___ RECORDS ___
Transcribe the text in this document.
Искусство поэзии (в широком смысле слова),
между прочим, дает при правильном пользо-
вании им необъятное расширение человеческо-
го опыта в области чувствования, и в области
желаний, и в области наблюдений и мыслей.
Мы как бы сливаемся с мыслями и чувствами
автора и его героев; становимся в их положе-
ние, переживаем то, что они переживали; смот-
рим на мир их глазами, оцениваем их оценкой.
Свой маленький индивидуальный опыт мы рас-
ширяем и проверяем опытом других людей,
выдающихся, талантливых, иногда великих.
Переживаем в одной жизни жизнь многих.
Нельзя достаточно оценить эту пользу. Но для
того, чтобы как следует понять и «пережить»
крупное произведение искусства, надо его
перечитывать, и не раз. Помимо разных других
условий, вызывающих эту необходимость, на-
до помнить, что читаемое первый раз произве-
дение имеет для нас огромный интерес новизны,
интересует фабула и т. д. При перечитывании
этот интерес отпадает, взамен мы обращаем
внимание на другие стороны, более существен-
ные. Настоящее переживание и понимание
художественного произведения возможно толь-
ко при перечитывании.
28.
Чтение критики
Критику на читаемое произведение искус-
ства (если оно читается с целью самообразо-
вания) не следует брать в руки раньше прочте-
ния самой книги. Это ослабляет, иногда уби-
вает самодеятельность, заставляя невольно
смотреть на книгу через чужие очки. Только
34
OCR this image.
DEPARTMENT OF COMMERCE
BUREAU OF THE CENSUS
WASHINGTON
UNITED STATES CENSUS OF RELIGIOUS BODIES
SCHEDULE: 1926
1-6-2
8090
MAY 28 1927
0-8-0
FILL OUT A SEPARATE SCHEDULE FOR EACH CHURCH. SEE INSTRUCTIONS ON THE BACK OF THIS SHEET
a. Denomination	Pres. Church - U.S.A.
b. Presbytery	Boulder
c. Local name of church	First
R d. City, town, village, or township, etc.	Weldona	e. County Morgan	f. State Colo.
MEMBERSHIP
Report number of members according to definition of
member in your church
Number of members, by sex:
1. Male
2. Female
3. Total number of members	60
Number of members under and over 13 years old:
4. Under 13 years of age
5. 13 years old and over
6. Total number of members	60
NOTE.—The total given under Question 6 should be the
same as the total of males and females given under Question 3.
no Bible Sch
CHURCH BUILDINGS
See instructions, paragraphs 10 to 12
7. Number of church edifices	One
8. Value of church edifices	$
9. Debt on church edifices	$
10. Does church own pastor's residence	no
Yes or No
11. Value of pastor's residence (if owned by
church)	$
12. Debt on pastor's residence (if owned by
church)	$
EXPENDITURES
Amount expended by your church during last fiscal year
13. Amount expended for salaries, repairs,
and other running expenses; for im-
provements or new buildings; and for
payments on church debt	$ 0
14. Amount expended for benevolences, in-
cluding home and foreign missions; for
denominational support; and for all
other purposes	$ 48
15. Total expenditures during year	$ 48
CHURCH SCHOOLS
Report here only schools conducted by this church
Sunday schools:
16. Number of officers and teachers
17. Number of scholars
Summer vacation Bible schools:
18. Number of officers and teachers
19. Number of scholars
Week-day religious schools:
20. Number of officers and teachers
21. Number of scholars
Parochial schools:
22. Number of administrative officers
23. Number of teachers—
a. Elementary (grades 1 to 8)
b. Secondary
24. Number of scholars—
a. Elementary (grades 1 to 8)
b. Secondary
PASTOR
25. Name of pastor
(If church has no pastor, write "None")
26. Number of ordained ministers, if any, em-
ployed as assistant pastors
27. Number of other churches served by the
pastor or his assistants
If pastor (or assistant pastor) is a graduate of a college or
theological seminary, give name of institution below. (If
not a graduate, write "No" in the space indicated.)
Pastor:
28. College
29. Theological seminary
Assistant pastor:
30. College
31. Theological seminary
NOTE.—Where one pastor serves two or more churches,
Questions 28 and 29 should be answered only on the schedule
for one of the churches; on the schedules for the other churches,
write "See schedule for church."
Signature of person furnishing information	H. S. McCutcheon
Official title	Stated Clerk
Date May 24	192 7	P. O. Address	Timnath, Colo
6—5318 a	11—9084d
___
> _WHAT TO PRODUCE_
Every record above must be duplicated exactly.

> _TASK OUTPUT_
Transcribe the text in this document.
Искусство поэзии (в широком смысле слова),
между прочим, дает при правильном пользо-
вании им необъятное расширение человеческо-
го опыта в области чувствования, и в области
желаний, и в области наблюдений и мыслей.
Мы как бы сливаемся с мыслями и чувствами
автора и его героев; становимся в их положе-
ние, переживаем то, что они переживали; смот-
рим на мир их глазами, оцениваем их оценкой.
Свой маленький индивидуальный опыт мы рас-
ширяем и проверяем опытом других людей,
выдающихся, талантливых, иногда великих.
Переживаем в одной жизни жизнь многих.
Нельзя достаточно оценить эту пользу. Но для
того, чтобы как следует понять и «пережить»
крупное произведение искусства, надо его
перечитывать, и не раз. Помимо разных других
условий, вызывающих эту необходимость, на-
до помнить, что читаемое первый раз произве-
дение имеет для нас огромный интерес новизны,
интересует фабула и т. д. При перечитывании
этот интерес отпадает, взамен мы обращаем
внимание на другие стороны, более существен-
ные. Настоящее переживание и понимание
художественного произведения возможно толь-
ко при перечитывании.
28.
Чтение критики
Критику на читаемое произведение искус-
ства (если оно читается с целью самообразо-
вания) не следует брать в руки раньше прочте-
ния самой книги. Это ослабляет, иногда уби-
вает самодеятельность, заставляя невольно
смотреть на книгу через чужие очки. Только
34
OCR this image.
DEPARTMENT OF COMMERCE
BUREAU OF THE CENSUS
WASHINGTON
UNITED STATES CENSUS OF RELIGIOUS BODIES
SCHEDULE: 1926
1-6-2
8090
MAY 28 1927
0-8-0
FILL OUT A SEPARATE SCHEDULE FOR EACH CHURCH. SEE INSTRUCTIONS ON THE BACK OF THIS SHEET
a. Denomination	Pres. Church - U.S.A.
b. Presbytery	Boulder
c. Local name of church	First
R d. City, town, village, or township, etc.	Weldona	e. County Morgan	f. State Colo.
MEMBERSHIP
Report number of members according to definition of
member in your church
Number of members, by sex:
1. Male
2. Female
3. Total number of members	60
Number of members under and over 13 years old:
4. Under 13 years of age
5. 13 years old and over
6. Total number of members	60
NOTE.—The total given under Question 6 should be the
same as the total of males and females given under Question 3.
no Bible Sch
CHURCH BUILDINGS
See instructions, paragraphs 10 to 12
7. Number of church edifices	One
8. Value of church edifices	$
9. Debt on church edifices	$
10. Does church own pastor's residence	no
Yes or No
11. Value of pastor's residence (if owned by
church)	$
12. Debt on pastor's residence (if owned by
church)	$
EXPENDITURES
Amount expended by your church during last fiscal year
13. Amount expended for salaries, repairs,
and other running expenses; for im-
provements or new buildings; and for
payments on church debt	$ 0
14. Amount expended for benevolences, in-
cluding home and foreign missions; for
denominational support; and for all
other purposes	$ 48
15. Total expenditures during year	$ 48
CHURCH SCHOOLS
Report here only schools conducted by this church
Sunday schools:
16. Number of officers and teachers
17. Number of scholars
Summer vacation Bible schools:
18. Number of officers and teachers
19. Number of scholars
Week-day religious schools:
20. Number of officers and teachers
21. Number of scholars
Parochial schools:
22. Number of administrative officers
23. Number of teachers—
a. Elementary (grades 1 to 8)
b. Secondary
24. Number of scholars—
a. Elementary (grades 1 to 8)
b. Secondary
PASTOR
25. Name of pastor
(If church has no pastor, write "None")
26. Number of ordained ministers, if any, em-
ployed as assistant pastors
27. Number of other churches served by the
pastor or his assistants
If pastor (or assistant pastor) is a graduate of a college or
theological seminary, give name of institution below. (If
not a graduate, write "No" in the space indicated.)
Pastor:
28. College
29. Theological seminary
Assistant pastor:
30. College
31. Theological seminary
NOTE.—Where one pastor serves two or more churches,
Questions 28 and 29 should be answered only on the schedule
for one of the churches; on the schedules for the other churches,
write "See schedule for church."
Signature of person furnishing information	H. S. McCutcheon
Official title	Stated Clerk
Date May 24	192 7	P. O. Address	Timnath, Colo
6—5318 a	11—9084d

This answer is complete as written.